[[ MATERIALS PROVIDED, beginning ]]

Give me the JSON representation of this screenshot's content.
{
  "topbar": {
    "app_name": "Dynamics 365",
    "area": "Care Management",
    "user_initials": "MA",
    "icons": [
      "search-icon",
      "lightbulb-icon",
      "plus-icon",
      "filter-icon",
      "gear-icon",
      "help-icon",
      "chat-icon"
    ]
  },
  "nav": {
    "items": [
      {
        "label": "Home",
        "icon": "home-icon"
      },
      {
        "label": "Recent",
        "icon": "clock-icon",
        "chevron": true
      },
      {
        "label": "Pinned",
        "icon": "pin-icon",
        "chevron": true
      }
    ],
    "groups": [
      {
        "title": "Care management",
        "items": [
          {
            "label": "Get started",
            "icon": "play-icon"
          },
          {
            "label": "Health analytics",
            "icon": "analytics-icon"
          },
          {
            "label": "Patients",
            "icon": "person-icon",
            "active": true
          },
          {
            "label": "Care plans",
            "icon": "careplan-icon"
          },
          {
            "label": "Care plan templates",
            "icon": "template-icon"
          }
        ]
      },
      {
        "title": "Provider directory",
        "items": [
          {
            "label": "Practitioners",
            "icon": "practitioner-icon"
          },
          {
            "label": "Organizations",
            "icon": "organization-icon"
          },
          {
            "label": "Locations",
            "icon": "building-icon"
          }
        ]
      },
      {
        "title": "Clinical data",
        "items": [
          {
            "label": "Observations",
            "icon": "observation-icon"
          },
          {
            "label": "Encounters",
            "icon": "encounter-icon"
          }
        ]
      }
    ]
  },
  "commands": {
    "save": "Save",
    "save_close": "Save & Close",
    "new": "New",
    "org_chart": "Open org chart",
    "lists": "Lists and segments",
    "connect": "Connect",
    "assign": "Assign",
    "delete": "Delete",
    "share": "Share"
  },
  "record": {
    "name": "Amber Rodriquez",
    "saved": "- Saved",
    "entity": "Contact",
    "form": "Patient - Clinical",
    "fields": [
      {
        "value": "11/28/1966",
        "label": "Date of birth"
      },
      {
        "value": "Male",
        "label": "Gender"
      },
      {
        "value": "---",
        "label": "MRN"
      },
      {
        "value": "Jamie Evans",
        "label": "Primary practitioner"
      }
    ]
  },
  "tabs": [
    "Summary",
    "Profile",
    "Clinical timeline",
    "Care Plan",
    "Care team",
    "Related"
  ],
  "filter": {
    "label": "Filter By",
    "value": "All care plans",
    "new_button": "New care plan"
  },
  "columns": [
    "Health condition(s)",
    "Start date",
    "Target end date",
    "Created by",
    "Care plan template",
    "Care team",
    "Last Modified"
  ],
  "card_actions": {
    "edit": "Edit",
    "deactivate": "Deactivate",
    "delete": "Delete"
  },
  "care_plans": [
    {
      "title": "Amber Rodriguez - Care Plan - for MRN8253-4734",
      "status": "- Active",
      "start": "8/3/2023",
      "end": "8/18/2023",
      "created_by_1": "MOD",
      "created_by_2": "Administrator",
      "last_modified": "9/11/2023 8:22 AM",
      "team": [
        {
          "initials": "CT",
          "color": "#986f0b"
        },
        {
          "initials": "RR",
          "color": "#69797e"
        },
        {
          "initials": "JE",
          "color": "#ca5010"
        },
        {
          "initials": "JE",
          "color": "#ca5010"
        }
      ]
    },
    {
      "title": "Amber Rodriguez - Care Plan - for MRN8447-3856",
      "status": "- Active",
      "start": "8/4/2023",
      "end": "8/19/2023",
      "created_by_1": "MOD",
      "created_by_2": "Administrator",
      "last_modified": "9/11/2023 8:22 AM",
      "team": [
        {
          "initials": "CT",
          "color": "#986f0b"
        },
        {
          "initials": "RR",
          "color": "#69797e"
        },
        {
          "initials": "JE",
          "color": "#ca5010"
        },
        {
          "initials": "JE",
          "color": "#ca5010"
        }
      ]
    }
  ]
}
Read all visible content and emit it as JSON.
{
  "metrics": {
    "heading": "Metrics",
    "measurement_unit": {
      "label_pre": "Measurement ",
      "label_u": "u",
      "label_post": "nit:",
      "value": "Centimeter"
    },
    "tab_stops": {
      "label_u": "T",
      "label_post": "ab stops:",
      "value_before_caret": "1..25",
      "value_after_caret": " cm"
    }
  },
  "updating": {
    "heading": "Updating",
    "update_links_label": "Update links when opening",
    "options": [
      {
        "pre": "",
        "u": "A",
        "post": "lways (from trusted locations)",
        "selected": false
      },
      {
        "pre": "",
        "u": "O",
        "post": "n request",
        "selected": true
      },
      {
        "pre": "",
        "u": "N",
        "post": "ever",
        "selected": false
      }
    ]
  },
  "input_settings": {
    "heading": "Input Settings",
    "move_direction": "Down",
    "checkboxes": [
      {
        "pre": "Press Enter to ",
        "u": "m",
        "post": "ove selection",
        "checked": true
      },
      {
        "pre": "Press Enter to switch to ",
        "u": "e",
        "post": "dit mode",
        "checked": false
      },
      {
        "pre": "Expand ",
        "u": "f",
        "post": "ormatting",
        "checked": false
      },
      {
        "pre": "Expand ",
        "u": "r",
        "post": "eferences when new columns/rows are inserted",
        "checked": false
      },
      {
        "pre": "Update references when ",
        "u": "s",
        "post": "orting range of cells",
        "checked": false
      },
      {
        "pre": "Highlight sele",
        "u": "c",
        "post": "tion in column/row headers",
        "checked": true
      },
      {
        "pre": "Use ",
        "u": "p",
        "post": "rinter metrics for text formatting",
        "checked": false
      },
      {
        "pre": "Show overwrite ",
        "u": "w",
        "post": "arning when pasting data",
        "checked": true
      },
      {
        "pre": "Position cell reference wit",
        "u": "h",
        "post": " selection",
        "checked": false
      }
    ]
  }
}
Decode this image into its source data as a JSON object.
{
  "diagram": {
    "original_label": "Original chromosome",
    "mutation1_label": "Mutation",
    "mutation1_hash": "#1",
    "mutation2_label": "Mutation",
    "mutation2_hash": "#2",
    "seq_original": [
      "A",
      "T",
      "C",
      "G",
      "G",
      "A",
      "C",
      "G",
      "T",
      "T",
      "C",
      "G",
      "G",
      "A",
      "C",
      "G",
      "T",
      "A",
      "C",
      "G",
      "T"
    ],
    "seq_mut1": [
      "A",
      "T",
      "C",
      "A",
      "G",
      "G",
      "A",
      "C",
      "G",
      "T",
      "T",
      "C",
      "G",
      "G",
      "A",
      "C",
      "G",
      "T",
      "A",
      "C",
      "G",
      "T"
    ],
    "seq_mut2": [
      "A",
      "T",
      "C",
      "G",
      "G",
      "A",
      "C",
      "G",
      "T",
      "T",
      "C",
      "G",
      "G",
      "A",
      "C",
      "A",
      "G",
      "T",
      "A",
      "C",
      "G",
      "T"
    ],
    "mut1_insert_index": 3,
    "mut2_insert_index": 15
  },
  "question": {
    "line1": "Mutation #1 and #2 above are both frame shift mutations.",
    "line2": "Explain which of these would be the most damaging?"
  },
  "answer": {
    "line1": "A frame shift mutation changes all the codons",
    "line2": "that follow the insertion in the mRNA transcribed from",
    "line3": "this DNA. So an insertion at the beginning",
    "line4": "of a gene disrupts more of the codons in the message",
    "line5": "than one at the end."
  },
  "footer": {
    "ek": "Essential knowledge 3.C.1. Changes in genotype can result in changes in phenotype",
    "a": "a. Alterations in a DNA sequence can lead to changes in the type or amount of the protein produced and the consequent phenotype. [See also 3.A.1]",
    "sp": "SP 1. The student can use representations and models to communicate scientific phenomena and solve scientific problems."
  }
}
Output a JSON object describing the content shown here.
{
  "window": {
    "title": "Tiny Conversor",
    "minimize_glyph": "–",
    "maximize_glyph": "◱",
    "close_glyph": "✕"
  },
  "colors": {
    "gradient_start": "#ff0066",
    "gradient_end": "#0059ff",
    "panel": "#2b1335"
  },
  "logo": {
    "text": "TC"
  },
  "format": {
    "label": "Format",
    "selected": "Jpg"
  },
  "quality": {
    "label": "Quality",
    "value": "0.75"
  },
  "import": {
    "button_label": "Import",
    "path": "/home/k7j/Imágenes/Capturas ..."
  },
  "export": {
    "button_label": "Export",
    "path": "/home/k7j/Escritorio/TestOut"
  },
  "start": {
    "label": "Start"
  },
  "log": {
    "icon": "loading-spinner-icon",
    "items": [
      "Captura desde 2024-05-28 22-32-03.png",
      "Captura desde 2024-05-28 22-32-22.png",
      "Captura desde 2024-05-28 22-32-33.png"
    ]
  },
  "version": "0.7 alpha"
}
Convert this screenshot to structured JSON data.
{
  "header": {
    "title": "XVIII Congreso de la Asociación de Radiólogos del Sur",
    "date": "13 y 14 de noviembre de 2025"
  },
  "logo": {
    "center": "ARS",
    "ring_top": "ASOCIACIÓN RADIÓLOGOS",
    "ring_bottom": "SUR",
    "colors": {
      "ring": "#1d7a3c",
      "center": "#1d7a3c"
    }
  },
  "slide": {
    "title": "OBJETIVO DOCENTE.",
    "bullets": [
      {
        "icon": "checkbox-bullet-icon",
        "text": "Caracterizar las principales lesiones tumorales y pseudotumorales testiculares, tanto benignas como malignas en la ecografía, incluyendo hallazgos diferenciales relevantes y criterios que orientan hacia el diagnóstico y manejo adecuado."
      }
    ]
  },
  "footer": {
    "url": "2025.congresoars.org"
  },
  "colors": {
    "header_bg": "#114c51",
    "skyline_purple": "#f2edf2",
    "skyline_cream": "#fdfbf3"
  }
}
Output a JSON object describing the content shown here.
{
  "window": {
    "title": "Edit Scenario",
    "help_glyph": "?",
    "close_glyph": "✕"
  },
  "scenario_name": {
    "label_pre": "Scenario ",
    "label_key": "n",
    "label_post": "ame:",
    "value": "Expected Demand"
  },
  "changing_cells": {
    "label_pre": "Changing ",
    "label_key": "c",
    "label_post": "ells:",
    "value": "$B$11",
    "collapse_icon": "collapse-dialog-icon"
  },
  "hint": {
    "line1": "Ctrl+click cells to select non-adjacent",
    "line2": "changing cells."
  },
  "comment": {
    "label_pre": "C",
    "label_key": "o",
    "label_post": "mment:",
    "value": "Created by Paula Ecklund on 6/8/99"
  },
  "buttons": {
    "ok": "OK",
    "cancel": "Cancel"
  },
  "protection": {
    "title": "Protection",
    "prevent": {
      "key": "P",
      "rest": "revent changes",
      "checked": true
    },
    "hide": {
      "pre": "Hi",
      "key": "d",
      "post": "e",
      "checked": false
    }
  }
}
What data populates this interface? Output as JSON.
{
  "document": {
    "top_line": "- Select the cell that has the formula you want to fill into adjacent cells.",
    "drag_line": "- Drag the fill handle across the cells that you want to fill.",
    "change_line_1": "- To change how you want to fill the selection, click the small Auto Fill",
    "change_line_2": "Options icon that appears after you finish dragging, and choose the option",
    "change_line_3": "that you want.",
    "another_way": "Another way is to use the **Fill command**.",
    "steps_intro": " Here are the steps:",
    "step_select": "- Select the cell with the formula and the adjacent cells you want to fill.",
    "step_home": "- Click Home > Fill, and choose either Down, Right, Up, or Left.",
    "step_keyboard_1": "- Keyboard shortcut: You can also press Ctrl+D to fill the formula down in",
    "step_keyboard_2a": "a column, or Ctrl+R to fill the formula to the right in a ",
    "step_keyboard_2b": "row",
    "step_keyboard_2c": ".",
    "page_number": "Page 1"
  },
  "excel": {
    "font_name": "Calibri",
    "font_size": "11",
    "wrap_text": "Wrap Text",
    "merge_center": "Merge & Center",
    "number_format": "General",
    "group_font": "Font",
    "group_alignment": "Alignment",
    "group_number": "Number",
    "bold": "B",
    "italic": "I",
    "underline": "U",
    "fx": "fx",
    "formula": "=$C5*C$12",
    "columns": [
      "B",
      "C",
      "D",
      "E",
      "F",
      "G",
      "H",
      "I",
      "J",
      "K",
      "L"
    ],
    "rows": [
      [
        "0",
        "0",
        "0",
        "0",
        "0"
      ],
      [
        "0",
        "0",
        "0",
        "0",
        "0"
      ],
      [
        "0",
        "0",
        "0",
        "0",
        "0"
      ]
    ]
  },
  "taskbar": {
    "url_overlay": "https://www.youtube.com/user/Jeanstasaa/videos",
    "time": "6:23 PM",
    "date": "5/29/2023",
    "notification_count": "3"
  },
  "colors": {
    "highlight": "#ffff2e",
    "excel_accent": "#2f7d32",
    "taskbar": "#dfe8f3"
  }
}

[[ MATERIALS PROVIDED, end ]]

PROBLEM TO WORK ON »
The answer must consist of every line in the records above that contains the word "codons".

ANSWER SPACE »
    "line1": "A frame shift mutation changes all the codons",
    "line4": "of a gene disrupts more of the codons in the message",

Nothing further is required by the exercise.